§ **Records from a dataset**:
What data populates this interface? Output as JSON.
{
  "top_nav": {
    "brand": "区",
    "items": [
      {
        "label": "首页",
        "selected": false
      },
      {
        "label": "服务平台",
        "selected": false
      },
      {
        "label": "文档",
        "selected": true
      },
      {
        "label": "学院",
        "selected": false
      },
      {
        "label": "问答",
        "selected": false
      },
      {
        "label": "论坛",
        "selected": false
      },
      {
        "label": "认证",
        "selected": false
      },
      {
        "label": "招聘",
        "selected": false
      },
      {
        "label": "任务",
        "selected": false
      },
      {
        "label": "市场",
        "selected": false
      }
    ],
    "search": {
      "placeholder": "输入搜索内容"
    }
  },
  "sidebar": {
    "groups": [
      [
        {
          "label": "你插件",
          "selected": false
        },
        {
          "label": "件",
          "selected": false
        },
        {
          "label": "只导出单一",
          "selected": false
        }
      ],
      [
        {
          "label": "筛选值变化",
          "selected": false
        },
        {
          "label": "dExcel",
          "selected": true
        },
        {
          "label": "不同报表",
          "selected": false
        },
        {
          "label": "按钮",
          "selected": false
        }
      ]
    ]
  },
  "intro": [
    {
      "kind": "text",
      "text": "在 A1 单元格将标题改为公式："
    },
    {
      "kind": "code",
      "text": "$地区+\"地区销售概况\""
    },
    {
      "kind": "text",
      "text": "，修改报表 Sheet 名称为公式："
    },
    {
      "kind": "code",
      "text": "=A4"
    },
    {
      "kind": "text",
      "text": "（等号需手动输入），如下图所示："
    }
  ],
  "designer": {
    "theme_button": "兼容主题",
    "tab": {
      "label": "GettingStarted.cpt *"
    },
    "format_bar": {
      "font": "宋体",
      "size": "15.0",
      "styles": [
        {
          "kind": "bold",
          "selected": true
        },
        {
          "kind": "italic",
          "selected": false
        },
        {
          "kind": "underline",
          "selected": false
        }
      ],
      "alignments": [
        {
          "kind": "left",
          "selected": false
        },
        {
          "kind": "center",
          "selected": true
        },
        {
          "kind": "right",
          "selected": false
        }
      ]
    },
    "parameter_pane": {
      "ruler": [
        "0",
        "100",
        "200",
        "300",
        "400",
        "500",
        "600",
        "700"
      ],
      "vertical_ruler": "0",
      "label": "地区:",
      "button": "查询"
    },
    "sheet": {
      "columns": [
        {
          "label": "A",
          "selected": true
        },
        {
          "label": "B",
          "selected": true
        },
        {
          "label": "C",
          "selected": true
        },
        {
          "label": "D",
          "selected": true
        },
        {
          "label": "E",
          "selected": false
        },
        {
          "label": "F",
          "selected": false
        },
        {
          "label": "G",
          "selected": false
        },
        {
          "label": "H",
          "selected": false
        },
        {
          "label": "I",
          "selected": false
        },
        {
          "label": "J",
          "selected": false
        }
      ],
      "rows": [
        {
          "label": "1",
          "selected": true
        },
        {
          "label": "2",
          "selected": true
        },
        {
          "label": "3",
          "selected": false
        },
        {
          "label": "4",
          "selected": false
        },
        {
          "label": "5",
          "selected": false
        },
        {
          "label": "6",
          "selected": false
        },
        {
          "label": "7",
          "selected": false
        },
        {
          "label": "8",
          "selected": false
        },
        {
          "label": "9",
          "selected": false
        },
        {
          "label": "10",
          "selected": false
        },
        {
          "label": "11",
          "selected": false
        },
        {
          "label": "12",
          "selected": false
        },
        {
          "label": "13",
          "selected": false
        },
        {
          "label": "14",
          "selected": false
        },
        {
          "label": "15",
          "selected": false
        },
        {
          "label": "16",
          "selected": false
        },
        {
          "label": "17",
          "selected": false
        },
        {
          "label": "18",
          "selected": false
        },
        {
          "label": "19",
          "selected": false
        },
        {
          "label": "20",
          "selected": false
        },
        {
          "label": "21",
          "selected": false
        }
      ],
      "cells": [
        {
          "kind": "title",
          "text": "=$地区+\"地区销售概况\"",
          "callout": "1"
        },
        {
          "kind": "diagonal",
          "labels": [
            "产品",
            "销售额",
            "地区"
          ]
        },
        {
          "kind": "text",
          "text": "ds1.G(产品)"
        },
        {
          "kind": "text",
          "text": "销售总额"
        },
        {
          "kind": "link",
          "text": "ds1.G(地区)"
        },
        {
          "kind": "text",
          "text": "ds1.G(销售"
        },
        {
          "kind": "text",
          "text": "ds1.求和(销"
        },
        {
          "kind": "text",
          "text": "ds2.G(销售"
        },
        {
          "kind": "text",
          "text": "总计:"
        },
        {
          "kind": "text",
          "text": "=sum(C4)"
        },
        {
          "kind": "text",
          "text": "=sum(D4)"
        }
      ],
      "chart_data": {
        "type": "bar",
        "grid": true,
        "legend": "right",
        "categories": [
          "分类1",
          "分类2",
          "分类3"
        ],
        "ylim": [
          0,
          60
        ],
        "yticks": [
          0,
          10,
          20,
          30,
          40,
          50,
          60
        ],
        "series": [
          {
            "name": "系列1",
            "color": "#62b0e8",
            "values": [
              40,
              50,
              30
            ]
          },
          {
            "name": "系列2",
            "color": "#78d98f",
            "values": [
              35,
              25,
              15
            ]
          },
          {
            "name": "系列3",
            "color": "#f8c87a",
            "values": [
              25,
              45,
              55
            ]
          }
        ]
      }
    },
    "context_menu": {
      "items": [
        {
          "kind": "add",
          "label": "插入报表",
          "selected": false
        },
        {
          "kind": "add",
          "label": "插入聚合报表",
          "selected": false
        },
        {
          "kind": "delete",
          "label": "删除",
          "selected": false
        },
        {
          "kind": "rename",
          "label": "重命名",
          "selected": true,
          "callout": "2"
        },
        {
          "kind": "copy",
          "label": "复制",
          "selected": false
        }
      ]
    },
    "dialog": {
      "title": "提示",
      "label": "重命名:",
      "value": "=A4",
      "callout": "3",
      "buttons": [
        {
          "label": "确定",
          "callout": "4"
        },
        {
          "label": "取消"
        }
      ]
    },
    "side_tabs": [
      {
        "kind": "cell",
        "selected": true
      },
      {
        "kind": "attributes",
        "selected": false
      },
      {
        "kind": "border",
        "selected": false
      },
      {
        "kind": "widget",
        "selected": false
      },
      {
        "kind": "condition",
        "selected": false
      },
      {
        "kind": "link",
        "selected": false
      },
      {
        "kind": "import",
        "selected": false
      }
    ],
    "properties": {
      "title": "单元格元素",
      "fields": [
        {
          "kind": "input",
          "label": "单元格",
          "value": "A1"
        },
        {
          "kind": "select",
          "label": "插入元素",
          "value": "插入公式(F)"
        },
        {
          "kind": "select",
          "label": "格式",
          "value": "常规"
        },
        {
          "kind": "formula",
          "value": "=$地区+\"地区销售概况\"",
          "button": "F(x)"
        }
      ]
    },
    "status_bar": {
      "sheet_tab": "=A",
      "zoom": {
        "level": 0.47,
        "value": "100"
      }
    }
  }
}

§ **Requirements**:
Make an exact copy of the material above.

§ **Complete answer**:
What data populates this interface? Output as JSON.
{
  "top_nav": {
    "brand": "区",
    "items": [
      {
        "label": "首页",
        "selected": false
      },
      {
        "label": "服务平台",
        "selected": false
      },
      {
        "label": "文档",
        "selected": true
      },
      {
        "label": "学院",
        "selected": false
      },
      {
        "label": "问答",
        "selected": false
      },
      {
        "label": "论坛",
        "selected": false
      },
      {
        "label": "认证",
        "selected": false
      },
      {
        "label": "招聘",
        "selected": false
      },
      {
        "label": "任务",
        "selected": false
      },
      {
        "label": "市场",
        "selected": false
      }
    ],
    "search": {
      "placeholder": "输入搜索内容"
    }
  },
  "sidebar": {
    "groups": [
      [
        {
          "label": "你插件",
          "selected": false
        },
        {
          "label": "件",
          "selected": false
        },
        {
          "label": "只导出单一",
          "selected": false
        }
      ],
      [
        {
          "label": "筛选值变化",
          "selected": false
        },
        {
          "label": "dExcel",
          "selected": true
        },
        {
          "label": "不同报表",
          "selected": false
        },
        {
          "label": "按钮",
          "selected": false
        }
      ]
    ]
  },
  "intro": [
    {
      "kind": "text",
      "text": "在 A1 单元格将标题改为公式："
    },
    {
      "kind": "code",
      "text": "$地区+\"地区销售概况\""
    },
    {
      "kind": "text",
      "text": "，修改报表 Sheet 名称为公式："
    },
    {
      "kind": "code",
      "text": "=A4"
    },
    {
      "kind": "text",
      "text": "（等号需手动输入），如下图所示："
    }
  ],
  "designer": {
    "theme_button": "兼容主题",
    "tab": {
      "label": "GettingStarted.cpt *"
    },
    "format_bar": {
      "font": "宋体",
      "size": "15.0",
      "styles": [
        {
          "kind": "bold",
          "selected": true
        },
        {
          "kind": "italic",
          "selected": false
        },
        {
          "kind": "underline",
          "selected": false
        }
      ],
      "alignments": [
        {
          "kind": "left",
          "selected": false
        },
        {
          "kind": "center",
          "selected": true
        },
        {
          "kind": "right",
          "selected": false
        }
      ]
    },
    "parameter_pane": {
      "ruler": [
        "0",
        "100",
        "200",
        "300",
        "400",
        "500",
        "600",
        "700"
      ],
      "vertical_ruler": "0",
      "label": "地区:",
      "button": "查询"
    },
    "sheet": {
      "columns": [
        {
          "label": "A",
          "selected": true
        },
        {
          "label": "B",
          "selected": true
        },
        {
          "label": "C",
          "selected": true
        },
        {
          "label": "D",
          "selected": true
        },
        {
          "label": "E",
          "selected": false
        },
        {
          "label": "F",
          "selected": false
        },
        {
          "label": "G",
          "selected": false
        },
        {
          "label": "H",
          "selected": false
        },
        {
          "label": "I",
          "selected": false
        },
        {
          "label": "J",
          "selected": false
        }
      ],
      "rows": [
        {
          "label": "1",
          "selected": true
        },
        {
          "label": "2",
          "selected": true
        },
        {
          "label": "3",
          "selected": false
        },
        {
          "label": "4",
          "selected": false
        },
        {
          "label": "5",
          "selected": false
        },
        {
          "label": "6",
          "selected": false
        },
        {
          "label": "7",
          "selected": false
        },
        {
          "label": "8",
          "selected": false
        },
        {
          "label": "9",
          "selected": false
        },
        {
          "label": "10",
          "selected": false
        },
        {
          "label": "11",
          "selected": false
        },
        {
          "label": "12",
          "selected": false
        },
        {
          "label": "13",
          "selected": false
        },
        {
          "label": "14",
          "selected": false
        },
        {
          "label": "15",
          "selected": false
        },
        {
          "label": "16",
          "selected": false
        },
        {
          "label": "17",
          "selected": false
        },
        {
          "label": "18",
          "selected": false
        },
        {
          "label": "19",
          "selected": false
        },
        {
          "label": "20",
          "selected": false
        },
        {
          "label": "21",
          "selected": false
        }
      ],
      "cells": [
        {
          "kind": "title",
          "text": "=$地区+\"地区销售概况\"",
          "callout": "1"
        },
        {
          "kind": "diagonal",
          "labels": [
            "产品",
            "销售额",
            "地区"
          ]
        },
        {
          "kind": "text",
          "text": "ds1.G(产品)"
        },
        {
          "kind": "text",
          "text": "销售总额"
        },
        {
          "kind": "link",
          "text": "ds1.G(地区)"
        },
        {
          "kind": "text",
          "text": "ds1.G(销售"
        },
        {
          "kind": "text",
          "text": "ds1.求和(销"
        },
        {
          "kind": "text",
          "text": "ds2.G(销售"
        },
        {
          "kind": "text",
          "text": "总计:"
        },
        {
          "kind": "text",
          "text": "=sum(C4)"
        },
        {
          "kind": "text",
          "text": "=sum(D4)"
        }
      ],
      "chart_data": {
        "type": "bar",
        "grid": true,
        "legend": "right",
        "categories": [
          "分类1",
          "分类2",
          "分类3"
        ],
        "ylim": [
          0,
          60
        ],
        "yticks": [
          0,
          10,
          20,
          30,
          40,
          50,
          60
        ],
        "series": [
          {
            "name": "系列1",
            "color": "#62b0e8",
            "values": [
              40,
              50,
              30
            ]
          },
          {
            "name": "系列2",
            "color": "#78d98f",
            "values": [
              35,
              25,
              15
            ]
          },
          {
            "name": "系列3",
            "color": "#f8c87a",
            "values": [
              25,
              45,
              55
            ]
          }
        ]
      }
    },
    "context_menu": {
      "items": [
        {
          "kind": "add",
          "label": "插入报表",
          "selected": false
        },
        {
          "kind": "add",
          "label": "插入聚合报表",
          "selected": false
        },
        {
          "kind": "delete",
          "label": "删除",
          "selected": false
        },
        {
          "kind": "rename",
          "label": "重命名",
          "selected": true,
          "callout": "2"
        },
        {
          "kind": "copy",
          "label": "复制",
          "selected": false
        }
      ]
    },
    "dialog": {
      "title": "提示",
      "label": "重命名:",
      "value": "=A4",
      "callout": "3",
      "buttons": [
        {
          "label": "确定",
          "callout": "4"
        },
        {
          "label": "取消"
        }
      ]
    },
    "side_tabs": [
      {
        "kind": "cell",
        "selected": true
      },
      {
        "kind": "attributes",
        "selected": false
      },
      {
        "kind": "border",
        "selected": false
      },
      {
        "kind": "widget",
        "selected": false
      },
      {
        "kind": "condition",
        "selected": false
      },
      {
        "kind": "link",
        "selected": false
      },
      {
        "kind": "import",
        "selected": false
      }
    ],
    "properties": {
      "title": "单元格元素",
      "fields": [
        {
          "kind": "input",
          "label": "单元格",
          "value": "A1"
        },
        {
          "kind": "select",
          "label": "插入元素",
          "value": "插入公式(F)"
        },
        {
          "kind": "select",
          "label": "格式",
          "value": "常规"
        },
        {
          "kind": "formula",
          "value": "=$地区+\"地区销售概况\"",
          "button": "F(x)"
        }
      ]
    },
    "status_bar": {
      "sheet_tab": "=A",
      "zoom": {
        "level": 0.47,
        "value": "100"
      }
    }
  }
}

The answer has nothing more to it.